* The exercise: Transcribe nothing but the lines from the one with "What's the underlying" to the end of the entries, both included, keeping each exact and leaving every picture out.
-- start of Data listing --
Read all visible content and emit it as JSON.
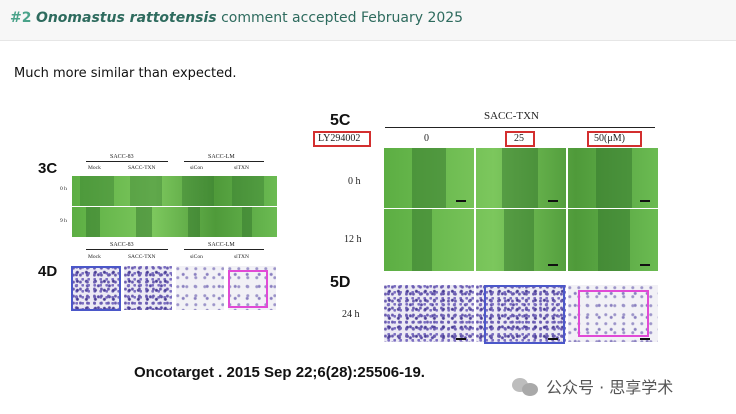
{
  "header": {
    "number": "#2",
    "species": "Onomastus rattotensis",
    "status": "comment accepted February 2025"
  },
  "comment": {
    "text": "Much more similar than expected."
  },
  "figure_left": {
    "label_3c": "3C",
    "label_4d": "4D",
    "group1": "SACC-83",
    "group2": "SACC-LM",
    "cols": [
      "Mock",
      "SACC-TXN",
      "siCon",
      "siTXN"
    ],
    "rows": [
      "0 h",
      "9 h"
    ]
  },
  "figure_right": {
    "label_5c": "5C",
    "label_5d": "5D",
    "title": "SACC-TXN",
    "inhibitor": "LY294002",
    "doses": [
      "0",
      "25",
      "50(μM)"
    ],
    "rows": [
      "0 h",
      "12 h"
    ],
    "row_5d": "24 h"
  },
  "citation": "Oncotarget . 2015 Sep 22;6(28):25506-19.",
  "watermark": "公众号 · 思享学术",
  "colors": {
    "accent": "#4aa38a",
    "blue_box": "#4b57c9",
    "magenta_box": "#e14ad6",
    "red_box": "#d32f2f"
  }
}
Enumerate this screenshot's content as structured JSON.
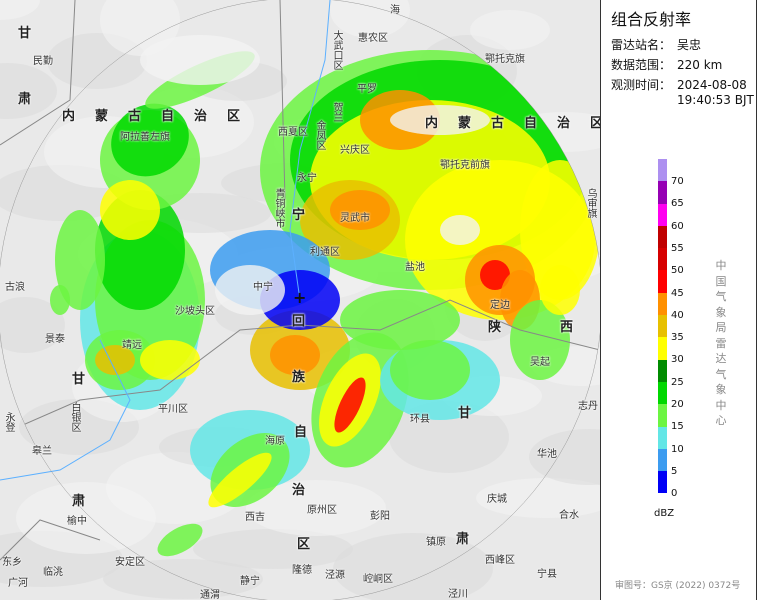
{
  "panel": {
    "title": "组合反射率",
    "station_label": "雷达站名：",
    "station": "吴忠",
    "range_label": "数据范围：",
    "range": "220 km",
    "time_label": "观测时间：",
    "date": "2024-08-08",
    "time": "19:40:53 BJT",
    "org": "中国气象局雷达气象中心",
    "unit": "dBZ",
    "approval": "审图号：GS京 (2022) 0372号"
  },
  "legend": {
    "ticks": [
      "70",
      "65",
      "60",
      "55",
      "50",
      "45",
      "40",
      "35",
      "30",
      "25",
      "20",
      "15",
      "10",
      "5",
      "0"
    ],
    "colors": [
      "#ad90f0",
      "#9600b4",
      "#ff00f0",
      "#c00000",
      "#d60000",
      "#ff0000",
      "#ff9000",
      "#e7c000",
      "#ffff00",
      "#008c00",
      "#00d800",
      "#6cf542",
      "#63e6e6",
      "#3c9cf0",
      "#0000f6"
    ]
  },
  "map": {
    "station_marker": "+",
    "labels": [
      "甘",
      "民勤",
      "肃",
      "内蒙古自治区",
      "阿拉善左旗",
      "西夏区",
      "大武口区",
      "惠农区",
      "平罗",
      "贺兰",
      "金凤区",
      "兴庆区",
      "永宁",
      "鄂托克旗",
      "内蒙古自治区",
      "鄂托克前旗",
      "灵武市",
      "青铜峡市",
      "乌审旗",
      "利通区",
      "中宁",
      "盐池",
      "定边",
      "古浪",
      "景泰",
      "靖远",
      "甘",
      "白银区",
      "永登",
      "皋兰",
      "平川区",
      "海原",
      "西吉",
      "肃",
      "榆中",
      "安定区",
      "临洮",
      "东乡",
      "广河",
      "静宁",
      "通渭",
      "沙坡头区",
      "环县",
      "甘",
      "华池",
      "庆城",
      "合水",
      "彭阳",
      "原州区",
      "镇原",
      "肃",
      "西峰区",
      "宁县",
      "隆德",
      "泾源",
      "崆峒区",
      "泾川",
      "志丹",
      "吴起",
      "陕",
      "西",
      "回",
      "族",
      "自",
      "治",
      "区",
      "宁",
      "海"
    ]
  }
}
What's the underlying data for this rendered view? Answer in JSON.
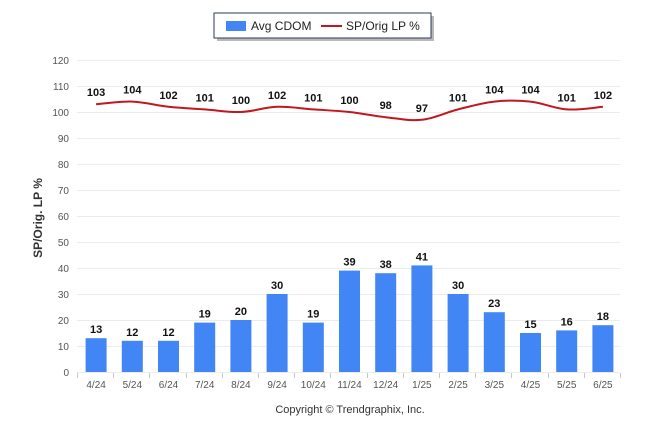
{
  "chart_data": {
    "type": "bar",
    "categories": [
      "4/24",
      "5/24",
      "6/24",
      "7/24",
      "8/24",
      "9/24",
      "10/24",
      "11/24",
      "12/24",
      "1/25",
      "2/25",
      "3/25",
      "4/25",
      "5/25",
      "6/25"
    ],
    "series": [
      {
        "name": "Avg CDOM",
        "type": "bar",
        "color": "#4285f4",
        "values": [
          13,
          12,
          12,
          19,
          20,
          30,
          19,
          39,
          38,
          41,
          30,
          23,
          15,
          16,
          18
        ]
      },
      {
        "name": "SP/Orig LP %",
        "type": "line",
        "color": "#c0181e",
        "values": [
          103,
          104,
          102,
          101,
          100,
          102,
          101,
          100,
          98,
          97,
          101,
          104,
          104,
          101,
          102
        ]
      }
    ],
    "ylabel": "SP/Orig. LP %",
    "xlabel": "",
    "ylim": [
      0,
      120
    ],
    "yticks": [
      0,
      10,
      20,
      30,
      40,
      50,
      60,
      70,
      80,
      90,
      100,
      110,
      120
    ],
    "grid": true,
    "legend_position": "top-center"
  },
  "footer": "Copyright © Trendgraphix, Inc."
}
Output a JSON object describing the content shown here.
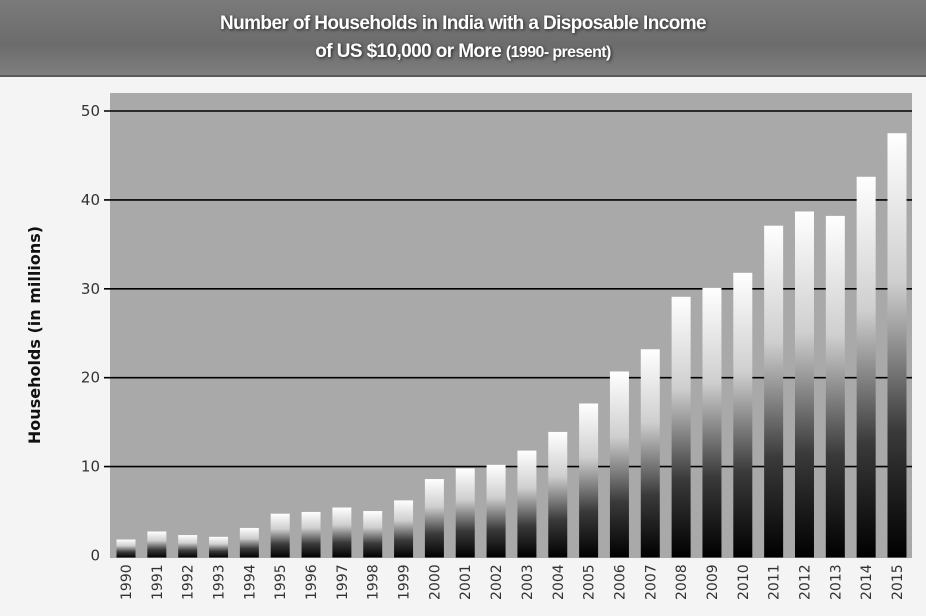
-- end of Data listing --
* Task solution:
What's the underlying data for this rendered view? Answer in JSON.
{
  "chart_data": {
    "type": "bar",
    "categories": [
      "4/24",
      "5/24",
      "6/24",
      "7/24",
      "8/24",
      "9/24",
      "10/24",
      "11/24",
      "12/24",
      "1/25",
      "2/25",
      "3/25",
      "4/25",
      "5/25",
      "6/25"
    ],
    "series": [
      {
        "name": "Avg CDOM",
        "type": "bar",
        "color": "#4285f4",
        "values": [
          13,
          12,
          12,
          19,
          20,
          30,
          19,
          39,
          38,
          41,
          30,
          23,
          15,
          16,
          18
        ]
      },
      {
        "name": "SP/Orig LP %",
        "type": "line",
        "color": "#c0181e",
        "values": [
          103,
          104,
          102,
          101,
          100,
          102,
          101,
          100,
          98,
          97,
          101,
          104,
          104,
          101,
          102
        ]
      }
    ],
    "ylabel": "SP/Orig. LP %",
    "xlabel": "",
    "ylim": [
      0,
      120
    ],
    "yticks": [
      0,
      10,
      20,
      30,
      40,
      50,
      60,
      70,
      80,
      90,
      100,
      110,
      120
    ],
    "grid": true,
    "legend_position": "top-center"
  },
  "footer": "Copyright © Trendgraphix, Inc."
}
Output a JSON object describing the content shown here.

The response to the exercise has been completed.